▶ Work request
Every line of the material below in which "databases" shows up is to be located and copied.

BEGIN Recorded information

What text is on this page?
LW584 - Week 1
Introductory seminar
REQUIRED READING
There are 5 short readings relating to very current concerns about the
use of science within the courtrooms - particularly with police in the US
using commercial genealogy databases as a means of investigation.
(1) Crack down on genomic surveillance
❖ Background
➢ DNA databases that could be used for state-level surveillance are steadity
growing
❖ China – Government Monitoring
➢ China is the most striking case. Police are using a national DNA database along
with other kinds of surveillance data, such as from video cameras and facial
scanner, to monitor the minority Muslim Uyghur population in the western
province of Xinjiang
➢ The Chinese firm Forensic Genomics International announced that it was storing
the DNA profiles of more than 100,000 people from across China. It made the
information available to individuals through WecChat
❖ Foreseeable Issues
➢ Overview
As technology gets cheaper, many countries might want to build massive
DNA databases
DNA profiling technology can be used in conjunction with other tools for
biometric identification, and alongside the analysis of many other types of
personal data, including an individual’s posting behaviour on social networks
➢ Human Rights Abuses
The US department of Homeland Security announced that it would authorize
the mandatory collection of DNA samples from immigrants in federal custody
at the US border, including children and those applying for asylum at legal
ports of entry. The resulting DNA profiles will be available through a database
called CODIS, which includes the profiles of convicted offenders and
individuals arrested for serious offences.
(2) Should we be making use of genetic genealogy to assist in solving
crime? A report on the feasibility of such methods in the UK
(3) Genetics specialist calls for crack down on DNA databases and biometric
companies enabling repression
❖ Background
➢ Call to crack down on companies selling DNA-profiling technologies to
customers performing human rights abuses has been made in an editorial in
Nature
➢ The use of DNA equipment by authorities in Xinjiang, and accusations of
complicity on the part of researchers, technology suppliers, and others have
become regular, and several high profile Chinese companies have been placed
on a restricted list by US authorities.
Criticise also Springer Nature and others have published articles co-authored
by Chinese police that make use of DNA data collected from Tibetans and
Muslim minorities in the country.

END Recorded information

▶ Output for this exercise
using commercial genealogy databases as a means of investigation.
➢ DNA databases that could be used for state-level surveillance are steadity
DNA databases
(3) Genetics specialist calls for crack down on DNA databases and biometric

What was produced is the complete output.